● Stated task
Check each line of the records below for the word "Commissione" and copy those where it appears.

Dataset items:
########
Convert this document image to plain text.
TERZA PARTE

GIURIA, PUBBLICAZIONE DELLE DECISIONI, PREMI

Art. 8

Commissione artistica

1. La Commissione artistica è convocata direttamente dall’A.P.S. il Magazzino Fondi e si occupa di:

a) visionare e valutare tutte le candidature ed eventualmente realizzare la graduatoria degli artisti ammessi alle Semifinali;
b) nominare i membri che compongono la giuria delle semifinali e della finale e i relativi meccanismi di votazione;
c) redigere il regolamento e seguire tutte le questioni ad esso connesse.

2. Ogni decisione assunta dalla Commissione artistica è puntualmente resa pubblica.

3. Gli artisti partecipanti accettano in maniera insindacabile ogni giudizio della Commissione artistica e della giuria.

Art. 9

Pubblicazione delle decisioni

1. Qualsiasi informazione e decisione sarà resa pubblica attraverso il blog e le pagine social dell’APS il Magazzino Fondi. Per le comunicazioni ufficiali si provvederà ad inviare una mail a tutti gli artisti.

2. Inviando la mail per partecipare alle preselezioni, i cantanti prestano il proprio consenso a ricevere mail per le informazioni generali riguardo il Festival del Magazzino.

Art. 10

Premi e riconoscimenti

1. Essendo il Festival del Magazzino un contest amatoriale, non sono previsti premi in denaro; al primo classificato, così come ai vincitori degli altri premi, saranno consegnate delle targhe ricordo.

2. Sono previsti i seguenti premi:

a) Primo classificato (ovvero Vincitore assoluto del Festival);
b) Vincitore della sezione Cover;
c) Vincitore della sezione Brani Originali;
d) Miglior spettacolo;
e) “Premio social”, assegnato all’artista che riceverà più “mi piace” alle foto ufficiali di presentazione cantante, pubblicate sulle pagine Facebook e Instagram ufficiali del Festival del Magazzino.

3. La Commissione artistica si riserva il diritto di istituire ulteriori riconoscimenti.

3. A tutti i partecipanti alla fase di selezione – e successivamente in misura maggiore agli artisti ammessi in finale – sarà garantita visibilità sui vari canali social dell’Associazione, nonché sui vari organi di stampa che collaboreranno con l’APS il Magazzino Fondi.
########
● Expected output
Commissione artistica
1. La Commissione artistica è convocata direttamente dall’A.P.S. il Magazzino Fondi e si occupa di:
2. Ogni decisione assunta dalla Commissione artistica è puntualmente resa pubblica.
3. Gli artisti partecipanti accettano in maniera insindacabile ogni giudizio della Commissione artistica e della giuria.
3. La Commissione artistica si riserva il diritto di istituire ulteriori riconoscimenti.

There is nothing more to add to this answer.